── EXTRACTED INFORMATION ──

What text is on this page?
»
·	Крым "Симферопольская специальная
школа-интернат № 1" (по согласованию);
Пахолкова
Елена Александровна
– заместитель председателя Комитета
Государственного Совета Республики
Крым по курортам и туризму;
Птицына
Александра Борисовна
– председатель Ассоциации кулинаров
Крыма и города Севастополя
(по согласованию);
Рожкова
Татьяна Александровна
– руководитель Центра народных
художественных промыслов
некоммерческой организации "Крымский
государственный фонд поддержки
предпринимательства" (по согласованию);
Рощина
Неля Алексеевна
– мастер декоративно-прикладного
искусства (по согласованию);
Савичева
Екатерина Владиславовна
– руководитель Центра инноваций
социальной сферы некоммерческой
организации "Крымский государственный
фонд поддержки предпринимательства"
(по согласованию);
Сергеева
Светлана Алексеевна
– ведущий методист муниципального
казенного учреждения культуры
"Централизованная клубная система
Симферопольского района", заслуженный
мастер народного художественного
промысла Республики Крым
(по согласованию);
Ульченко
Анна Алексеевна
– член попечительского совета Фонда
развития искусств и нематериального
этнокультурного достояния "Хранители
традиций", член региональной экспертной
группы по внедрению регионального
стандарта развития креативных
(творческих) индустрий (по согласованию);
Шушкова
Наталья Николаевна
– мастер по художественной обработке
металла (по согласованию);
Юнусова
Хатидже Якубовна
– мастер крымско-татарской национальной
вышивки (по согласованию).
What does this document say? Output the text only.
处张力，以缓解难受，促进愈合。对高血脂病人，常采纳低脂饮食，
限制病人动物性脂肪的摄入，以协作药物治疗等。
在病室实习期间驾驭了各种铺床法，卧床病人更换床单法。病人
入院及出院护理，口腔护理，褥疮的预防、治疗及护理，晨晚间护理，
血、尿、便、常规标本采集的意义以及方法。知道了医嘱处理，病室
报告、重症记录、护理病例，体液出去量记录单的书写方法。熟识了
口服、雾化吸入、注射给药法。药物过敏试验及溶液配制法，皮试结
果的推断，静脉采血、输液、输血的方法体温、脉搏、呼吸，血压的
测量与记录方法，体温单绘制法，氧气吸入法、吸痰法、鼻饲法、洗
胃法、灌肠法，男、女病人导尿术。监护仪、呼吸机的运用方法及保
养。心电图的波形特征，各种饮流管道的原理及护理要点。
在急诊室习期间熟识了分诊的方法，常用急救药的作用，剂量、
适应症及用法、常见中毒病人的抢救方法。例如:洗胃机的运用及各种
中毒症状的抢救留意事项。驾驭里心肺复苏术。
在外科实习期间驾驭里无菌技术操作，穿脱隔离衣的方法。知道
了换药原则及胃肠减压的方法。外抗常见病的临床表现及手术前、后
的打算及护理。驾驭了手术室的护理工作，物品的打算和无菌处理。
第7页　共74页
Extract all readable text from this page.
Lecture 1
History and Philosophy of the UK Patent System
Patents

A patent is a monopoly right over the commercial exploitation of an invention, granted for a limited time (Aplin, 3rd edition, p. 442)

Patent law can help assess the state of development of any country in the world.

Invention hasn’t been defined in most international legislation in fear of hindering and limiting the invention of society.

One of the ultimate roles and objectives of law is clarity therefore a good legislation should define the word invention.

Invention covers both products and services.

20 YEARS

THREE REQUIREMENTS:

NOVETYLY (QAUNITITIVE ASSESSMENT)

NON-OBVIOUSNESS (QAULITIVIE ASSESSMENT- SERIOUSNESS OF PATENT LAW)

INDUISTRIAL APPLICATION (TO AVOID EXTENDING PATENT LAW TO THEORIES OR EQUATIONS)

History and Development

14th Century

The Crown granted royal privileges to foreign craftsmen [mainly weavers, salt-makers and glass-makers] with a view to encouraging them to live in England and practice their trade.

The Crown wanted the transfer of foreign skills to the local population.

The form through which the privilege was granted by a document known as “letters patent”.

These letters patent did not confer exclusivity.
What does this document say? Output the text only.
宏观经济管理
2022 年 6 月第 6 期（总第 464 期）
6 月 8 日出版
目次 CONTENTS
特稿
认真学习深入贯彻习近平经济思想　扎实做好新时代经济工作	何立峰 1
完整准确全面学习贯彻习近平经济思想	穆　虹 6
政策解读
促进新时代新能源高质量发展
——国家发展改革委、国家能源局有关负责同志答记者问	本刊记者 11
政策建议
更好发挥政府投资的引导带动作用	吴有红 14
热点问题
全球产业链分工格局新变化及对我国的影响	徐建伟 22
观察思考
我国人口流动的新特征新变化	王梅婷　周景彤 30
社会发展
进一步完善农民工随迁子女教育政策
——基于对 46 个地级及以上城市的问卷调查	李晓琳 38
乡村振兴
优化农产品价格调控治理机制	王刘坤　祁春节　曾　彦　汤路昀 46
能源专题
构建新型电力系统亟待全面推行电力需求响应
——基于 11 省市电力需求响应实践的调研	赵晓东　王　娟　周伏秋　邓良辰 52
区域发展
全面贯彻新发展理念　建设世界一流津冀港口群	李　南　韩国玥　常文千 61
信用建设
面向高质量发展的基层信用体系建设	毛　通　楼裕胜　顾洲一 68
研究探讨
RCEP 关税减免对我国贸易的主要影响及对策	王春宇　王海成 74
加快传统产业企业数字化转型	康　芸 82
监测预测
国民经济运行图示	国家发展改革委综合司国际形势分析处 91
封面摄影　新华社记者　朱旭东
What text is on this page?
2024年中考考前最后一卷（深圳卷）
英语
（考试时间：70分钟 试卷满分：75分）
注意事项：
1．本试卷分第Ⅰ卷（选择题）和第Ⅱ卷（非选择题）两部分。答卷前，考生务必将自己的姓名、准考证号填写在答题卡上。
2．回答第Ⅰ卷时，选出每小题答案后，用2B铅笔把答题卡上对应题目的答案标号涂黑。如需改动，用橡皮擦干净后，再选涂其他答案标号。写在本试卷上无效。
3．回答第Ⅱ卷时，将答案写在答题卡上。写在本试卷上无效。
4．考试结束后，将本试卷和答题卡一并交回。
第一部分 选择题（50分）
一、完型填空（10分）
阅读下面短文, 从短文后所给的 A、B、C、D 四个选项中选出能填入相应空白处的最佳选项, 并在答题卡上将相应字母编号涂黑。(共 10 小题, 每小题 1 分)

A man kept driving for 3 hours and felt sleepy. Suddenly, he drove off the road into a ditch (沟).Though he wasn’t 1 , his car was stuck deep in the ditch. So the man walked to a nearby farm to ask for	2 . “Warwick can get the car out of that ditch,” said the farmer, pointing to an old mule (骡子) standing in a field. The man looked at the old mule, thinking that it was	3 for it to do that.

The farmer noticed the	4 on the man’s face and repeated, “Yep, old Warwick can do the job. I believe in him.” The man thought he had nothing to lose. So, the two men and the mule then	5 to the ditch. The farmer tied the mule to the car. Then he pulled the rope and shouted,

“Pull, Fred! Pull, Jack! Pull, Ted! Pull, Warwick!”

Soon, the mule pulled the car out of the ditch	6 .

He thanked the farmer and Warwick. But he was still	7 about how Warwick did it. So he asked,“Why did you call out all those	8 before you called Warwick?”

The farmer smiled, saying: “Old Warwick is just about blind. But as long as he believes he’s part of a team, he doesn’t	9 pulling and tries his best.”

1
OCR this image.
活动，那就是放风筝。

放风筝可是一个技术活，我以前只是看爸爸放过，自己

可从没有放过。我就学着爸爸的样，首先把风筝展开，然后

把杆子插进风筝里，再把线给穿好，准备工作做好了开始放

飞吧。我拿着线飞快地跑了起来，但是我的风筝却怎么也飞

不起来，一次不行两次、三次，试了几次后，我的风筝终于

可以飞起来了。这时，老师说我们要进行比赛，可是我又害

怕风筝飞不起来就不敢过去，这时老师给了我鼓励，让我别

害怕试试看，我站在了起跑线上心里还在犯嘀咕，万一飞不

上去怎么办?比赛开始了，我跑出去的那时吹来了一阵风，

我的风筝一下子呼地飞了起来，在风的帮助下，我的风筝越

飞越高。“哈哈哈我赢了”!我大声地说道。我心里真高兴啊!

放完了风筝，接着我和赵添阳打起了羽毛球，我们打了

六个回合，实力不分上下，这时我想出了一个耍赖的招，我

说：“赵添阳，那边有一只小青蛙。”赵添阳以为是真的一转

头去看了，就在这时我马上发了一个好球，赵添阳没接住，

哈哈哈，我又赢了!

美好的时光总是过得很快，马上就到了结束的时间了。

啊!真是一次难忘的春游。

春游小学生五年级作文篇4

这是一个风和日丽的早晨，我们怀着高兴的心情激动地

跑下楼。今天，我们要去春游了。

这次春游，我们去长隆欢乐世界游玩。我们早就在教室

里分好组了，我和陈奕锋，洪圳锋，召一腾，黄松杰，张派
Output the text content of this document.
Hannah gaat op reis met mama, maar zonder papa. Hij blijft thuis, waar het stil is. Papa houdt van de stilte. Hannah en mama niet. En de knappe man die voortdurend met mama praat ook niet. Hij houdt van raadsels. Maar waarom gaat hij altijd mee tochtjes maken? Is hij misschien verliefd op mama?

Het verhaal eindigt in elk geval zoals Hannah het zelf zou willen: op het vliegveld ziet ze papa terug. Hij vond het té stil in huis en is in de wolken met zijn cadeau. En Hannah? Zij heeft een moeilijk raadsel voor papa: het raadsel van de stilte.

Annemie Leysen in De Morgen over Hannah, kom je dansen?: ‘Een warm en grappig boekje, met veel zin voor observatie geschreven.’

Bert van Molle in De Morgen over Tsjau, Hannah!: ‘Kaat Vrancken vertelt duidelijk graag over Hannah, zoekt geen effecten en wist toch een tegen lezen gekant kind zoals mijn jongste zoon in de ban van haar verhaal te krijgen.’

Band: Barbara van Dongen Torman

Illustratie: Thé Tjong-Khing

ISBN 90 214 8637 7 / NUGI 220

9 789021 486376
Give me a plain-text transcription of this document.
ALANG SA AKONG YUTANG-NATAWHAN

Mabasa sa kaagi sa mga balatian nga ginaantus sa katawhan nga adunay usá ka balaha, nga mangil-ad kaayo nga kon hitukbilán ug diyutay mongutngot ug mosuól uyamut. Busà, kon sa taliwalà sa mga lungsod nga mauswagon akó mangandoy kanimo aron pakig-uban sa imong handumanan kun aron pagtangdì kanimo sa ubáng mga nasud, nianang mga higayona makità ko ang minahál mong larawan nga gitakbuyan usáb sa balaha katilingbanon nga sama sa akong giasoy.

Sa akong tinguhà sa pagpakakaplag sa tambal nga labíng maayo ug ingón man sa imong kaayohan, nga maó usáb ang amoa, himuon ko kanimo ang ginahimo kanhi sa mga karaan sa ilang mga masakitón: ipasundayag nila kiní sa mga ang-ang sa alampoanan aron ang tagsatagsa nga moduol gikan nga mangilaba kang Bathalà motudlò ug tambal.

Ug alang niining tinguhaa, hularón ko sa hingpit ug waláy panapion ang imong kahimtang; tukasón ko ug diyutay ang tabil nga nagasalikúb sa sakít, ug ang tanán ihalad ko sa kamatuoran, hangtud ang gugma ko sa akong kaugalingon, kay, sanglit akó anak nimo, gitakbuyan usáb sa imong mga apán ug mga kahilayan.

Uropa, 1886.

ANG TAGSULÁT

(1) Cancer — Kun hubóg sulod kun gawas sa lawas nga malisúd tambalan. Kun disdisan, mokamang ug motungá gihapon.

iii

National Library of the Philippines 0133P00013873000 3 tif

───

GIVEN INSTRUCTION>
Where a line of the data holds "document", show that line.

FINISHED ANSWER>
What does this document say? Output the text only.
The form through which the privilege was granted by a document known as “letters patent”.
What does this document say? Output the text only.
Output the text content of this document.
Give me a plain-text transcription of this document.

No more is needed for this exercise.